Task prompt:
Exactly as written, quote every line that follows, skipping the images.

Items:
* Begin *
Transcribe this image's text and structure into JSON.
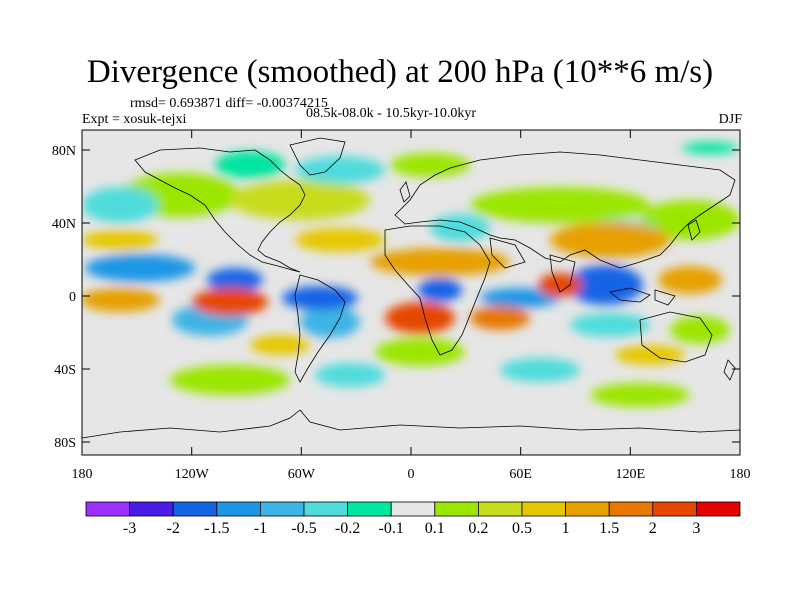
{
  "title": "Divergence (smoothed) at 200 hPa (10**6 m/s)",
  "stats_text": "rmsd= 0.693871 diff= -0.00374215",
  "experiment": "Expt = xosuk-tejxi",
  "period": "08.5k-08.0k - 10.5kyr-10.0kyr",
  "season": "DJF",
  "lon_ticks": [
    "180",
    "120W",
    "60W",
    "0",
    "60E",
    "120E",
    "180"
  ],
  "lat_ticks": [
    "80N",
    "40N",
    "0",
    "40S",
    "80S"
  ],
  "colorbar": {
    "labels": [
      "-3",
      "-2",
      "-1.5",
      "-1",
      "-0.5",
      "-0.2",
      "-0.1",
      "0.1",
      "0.2",
      "0.5",
      "1",
      "1.5",
      "2",
      "3"
    ],
    "colors": [
      "#9b30ff",
      "#4a1de6",
      "#1464e6",
      "#1e96e6",
      "#3cb4e6",
      "#50dcdc",
      "#00e6a0",
      "#e6e6e6",
      "#9be600",
      "#c8dc1e",
      "#e6c800",
      "#e6a000",
      "#e67800",
      "#e64600",
      "#e60000"
    ]
  },
  "map_background": "#e6e6e6"
}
* End *
Final result:
Transcribe this image's text and structure into JSON.
{
  "title": "Divergence (smoothed) at 200 hPa (10**6 m/s)",
  "stats_text": "rmsd= 0.693871 diff= -0.00374215",
  "experiment": "Expt = xosuk-tejxi",
  "period": "08.5k-08.0k - 10.5kyr-10.0kyr",
  "season": "DJF",
  "lon_ticks": [
    "180",
    "120W",
    "60W",
    "0",
    "60E",
    "120E",
    "180"
  ],
  "lat_ticks": [
    "80N",
    "40N",
    "0",
    "40S",
    "80S"
  ],
  "colorbar": {
    "labels": [
      "-3",
      "-2",
      "-1.5",
      "-1",
      "-0.5",
      "-0.2",
      "-0.1",
      "0.1",
      "0.2",
      "0.5",
      "1",
      "1.5",
      "2",
      "3"
    ],
    "colors": [
      "#9b30ff",
      "#4a1de6",
      "#1464e6",
      "#1e96e6",
      "#3cb4e6",
      "#50dcdc",
      "#00e6a0",
      "#e6e6e6",
      "#9be600",
      "#c8dc1e",
      "#e6c800",
      "#e6a000",
      "#e67800",
      "#e64600",
      "#e60000"
    ]
  },
  "map_background": "#e6e6e6"
}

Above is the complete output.